Given records =
┄┄┄┄┄┄┄┄┄┄
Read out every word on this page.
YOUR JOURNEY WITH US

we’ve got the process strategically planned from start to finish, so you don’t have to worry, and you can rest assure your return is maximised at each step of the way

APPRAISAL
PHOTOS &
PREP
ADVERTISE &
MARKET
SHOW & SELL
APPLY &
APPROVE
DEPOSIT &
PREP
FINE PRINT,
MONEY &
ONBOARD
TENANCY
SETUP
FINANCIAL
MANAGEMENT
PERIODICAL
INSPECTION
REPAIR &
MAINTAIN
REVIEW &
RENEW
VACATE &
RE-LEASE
┄┄┄┄┄┄┄┄┄┄
Exercise instructions = Write an exact transcription of every entry above.

Task output =
Read out every word on this page.
YOUR JOURNEY WITH US

we’ve got the process strategically planned from start to finish, so you don’t have to worry, and you can rest assure your return is maximised at each step of the way

APPRAISAL
PHOTOS &
PREP
ADVERTISE &
MARKET
SHOW & SELL
APPLY &
APPROVE
DEPOSIT &
PREP
FINE PRINT,
MONEY &
ONBOARD
TENANCY
SETUP
FINANCIAL
MANAGEMENT
PERIODICAL
INSPECTION
REPAIR &
MAINTAIN
REVIEW &
RENEW
VACATE &
RE-LEASE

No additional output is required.